- _SET TASKS_
(A) Reproduce the passage of the David Hicks article from "By David Flint" to "military commission process.".
(B) According to the article on David Hicks, what two concessions did the Australian Government extract?

- _EXTRACT TO READ_
:::

By David Flint - posted Tuesday, 10 April 2007 Sign Up for free e-mail updates!
Long hair gone ... courtroom drawing of David Hicks (left) with his defence council in the US military courtroom in Guantanamo Bay prior to his sentencing.
As late as last month, David Hicks's lawyers were still trying to delay his trial in the vain hope that the US Supreme Court would reject the new military commission process.
Had a stay been granted, you can be sure the US and Australian governments would have been blamed for the subsequent delay.
But the chances of this were always slim. The new commissions comply to the letter with the concerns of the Supreme Court. If the court were to agree to hear a new challenge, the majority would have been reinforced by the new Chief Justice. (In a lower court he had upheld the earlier military commissions.) In any event, the same federal judge who granted Hicks a stay in 2005, Colleen Kollar-Kotelly, rejected this application.
For Hicks, this was the last throw of the dice. He did what he probably should have done three years ago: he instructed his lawyer to negotiate a plea bargain. This had always been in Hicks's best interests.
Rather than abandoning him, the Australian Government not only bankrolled his defence, it extracted two crucial concessions: no death penalty, and any sentence to be served in Australia. The latter was risky, as once here he might challenge his imprisonment before an Australian court. The brief sentence agreed removes any incentive to do this.
Hicks has now earned the eternal enmity of the terrorist movement he once served. He has also pulled the rug from under the burgeoning Bring David Hicks Home industry. Having painted Hicks as the innocent wanderer, shackled in his cell, underfed and tortured, kept in a concentration camp in conditions reminiscent of the Nazi regime, the reality has exposed the hyperbole. He can no longer be used as a weapon in the Australian political debate, nor in the wider struggle to change Australian society, through, for example, a bill of rights regime.
Hicks has been rewarded with a sentence that is egregiously lenient. Admittedly, he pleaded not guilty to providing material support or resources for an act of terrorism. But he now says he intentionally provided material support to al-Qaida and was associated with an armed conflict. He had to satisfy the commission that his plea was genuine and not done, as the Hicks industry claims, just to get home. Hicks, of course, would have known the US had sufficient evidence to prove this, and probably more.
It is not that long ago a wartime conviction for a lesser offence could have resulted in the maximum punishment. So he has done very well. He was lucky that when he was captured, he was thought to be more valuable alive than dead. Then he was lucky to have ended up in American hands: who else would have given him a Major Michael Mori?
There is one aspect of the plea bargain, and one only, that is on principle wrong. But as there is no political mileage in it, will the Hicks industry argue it with the same passion it would have had he gone on to fight the case he was doomed to lose? What is intrinsically wrong is gagging a man who has served his sentence, however inappropriately short that may seem.
Apart from this, there is little that Hicks can legitimately complain about in relation to his detention. Critics of the US lack a historical and comparative perspective, and see far too much through the prism of the Australian criminal justice system. The Americans would have been perfectly entitled to hold Hicks for the duration of hostilities, even if he had been a regular soldier. This has happened to many Australians in living memory, but unlike Hicks they too often fell into the hands of barbarians. Just look at the photographs of the survivors of the Japanese death camps, and compare them with Hicks.

:::

(Collection entries)
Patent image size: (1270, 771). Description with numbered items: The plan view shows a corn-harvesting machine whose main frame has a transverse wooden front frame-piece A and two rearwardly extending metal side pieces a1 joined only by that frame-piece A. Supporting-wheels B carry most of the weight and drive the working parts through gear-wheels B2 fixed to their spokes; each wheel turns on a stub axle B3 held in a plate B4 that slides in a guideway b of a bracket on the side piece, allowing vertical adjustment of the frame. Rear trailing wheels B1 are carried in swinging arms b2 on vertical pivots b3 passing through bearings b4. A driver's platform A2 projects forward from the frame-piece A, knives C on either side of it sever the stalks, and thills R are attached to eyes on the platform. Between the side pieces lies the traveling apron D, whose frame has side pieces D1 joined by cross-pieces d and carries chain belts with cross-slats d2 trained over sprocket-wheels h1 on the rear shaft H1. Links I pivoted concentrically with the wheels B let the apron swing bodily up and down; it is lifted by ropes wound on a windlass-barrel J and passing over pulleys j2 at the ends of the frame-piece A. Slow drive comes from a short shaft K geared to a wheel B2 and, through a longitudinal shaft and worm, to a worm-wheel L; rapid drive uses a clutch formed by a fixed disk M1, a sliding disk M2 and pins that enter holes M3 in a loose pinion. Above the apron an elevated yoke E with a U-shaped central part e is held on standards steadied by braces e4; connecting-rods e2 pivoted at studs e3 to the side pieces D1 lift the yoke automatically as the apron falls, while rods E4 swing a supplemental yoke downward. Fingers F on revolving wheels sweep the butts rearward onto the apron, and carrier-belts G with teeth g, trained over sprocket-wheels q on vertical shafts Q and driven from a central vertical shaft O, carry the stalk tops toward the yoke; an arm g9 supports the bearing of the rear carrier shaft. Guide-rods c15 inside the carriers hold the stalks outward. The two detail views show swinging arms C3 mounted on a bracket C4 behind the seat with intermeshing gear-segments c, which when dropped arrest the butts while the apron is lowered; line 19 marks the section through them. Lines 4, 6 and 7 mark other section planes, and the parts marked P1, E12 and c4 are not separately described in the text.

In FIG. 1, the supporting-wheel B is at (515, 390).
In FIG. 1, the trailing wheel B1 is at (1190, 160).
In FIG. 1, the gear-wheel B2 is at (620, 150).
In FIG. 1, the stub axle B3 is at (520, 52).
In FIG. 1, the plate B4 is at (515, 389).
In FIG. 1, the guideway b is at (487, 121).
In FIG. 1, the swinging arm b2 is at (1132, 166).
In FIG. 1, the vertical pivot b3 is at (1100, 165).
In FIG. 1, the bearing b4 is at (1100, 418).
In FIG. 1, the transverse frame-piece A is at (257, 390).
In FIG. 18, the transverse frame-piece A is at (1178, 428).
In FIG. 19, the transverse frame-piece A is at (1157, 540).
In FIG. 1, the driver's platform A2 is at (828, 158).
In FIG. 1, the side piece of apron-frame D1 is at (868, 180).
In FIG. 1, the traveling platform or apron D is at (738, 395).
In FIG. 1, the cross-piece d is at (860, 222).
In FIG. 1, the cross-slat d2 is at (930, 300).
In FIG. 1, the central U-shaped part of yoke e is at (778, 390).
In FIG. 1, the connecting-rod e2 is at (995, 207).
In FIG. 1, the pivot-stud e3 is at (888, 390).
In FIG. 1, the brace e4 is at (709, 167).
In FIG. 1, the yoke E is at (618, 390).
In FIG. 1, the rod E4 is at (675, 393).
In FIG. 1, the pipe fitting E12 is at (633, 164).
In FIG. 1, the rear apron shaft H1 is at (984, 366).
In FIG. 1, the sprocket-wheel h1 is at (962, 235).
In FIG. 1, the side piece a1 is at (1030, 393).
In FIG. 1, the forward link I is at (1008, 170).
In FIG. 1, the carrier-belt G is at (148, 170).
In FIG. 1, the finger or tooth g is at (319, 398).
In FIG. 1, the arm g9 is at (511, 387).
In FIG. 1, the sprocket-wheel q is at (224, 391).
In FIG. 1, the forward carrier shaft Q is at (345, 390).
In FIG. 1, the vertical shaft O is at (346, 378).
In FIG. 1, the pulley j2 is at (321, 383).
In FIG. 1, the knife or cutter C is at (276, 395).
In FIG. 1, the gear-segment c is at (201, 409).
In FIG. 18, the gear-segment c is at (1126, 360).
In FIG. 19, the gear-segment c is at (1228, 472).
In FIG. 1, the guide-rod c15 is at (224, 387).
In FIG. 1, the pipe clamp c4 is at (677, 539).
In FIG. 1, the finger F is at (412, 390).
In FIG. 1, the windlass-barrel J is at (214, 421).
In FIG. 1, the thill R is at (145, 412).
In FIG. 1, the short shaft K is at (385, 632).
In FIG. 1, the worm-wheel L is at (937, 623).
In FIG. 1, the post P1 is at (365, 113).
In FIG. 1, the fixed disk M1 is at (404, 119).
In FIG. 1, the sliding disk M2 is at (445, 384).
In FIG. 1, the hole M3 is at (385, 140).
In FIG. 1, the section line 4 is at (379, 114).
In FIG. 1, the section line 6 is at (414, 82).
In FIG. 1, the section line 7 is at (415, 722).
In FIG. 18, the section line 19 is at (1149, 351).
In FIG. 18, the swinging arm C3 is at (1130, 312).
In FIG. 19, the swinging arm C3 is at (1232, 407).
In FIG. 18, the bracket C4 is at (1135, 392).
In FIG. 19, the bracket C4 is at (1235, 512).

:::

- _ANSWERS GIVEN_
(A)
By David Flint - posted Tuesday, 10 April 2007 Sign Up for free e-mail updates!
Long hair gone ... courtroom drawing of David Hicks (left) with his defence council in the US military courtroom in Guantanamo Bay prior to his sentencing.
As late as last month, David Hicks's lawyers were still trying to delay his trial in the vain hope that the US Supreme Court would reject the new military commission process.

(B) No death penalty, and any sentence to be served in Australia.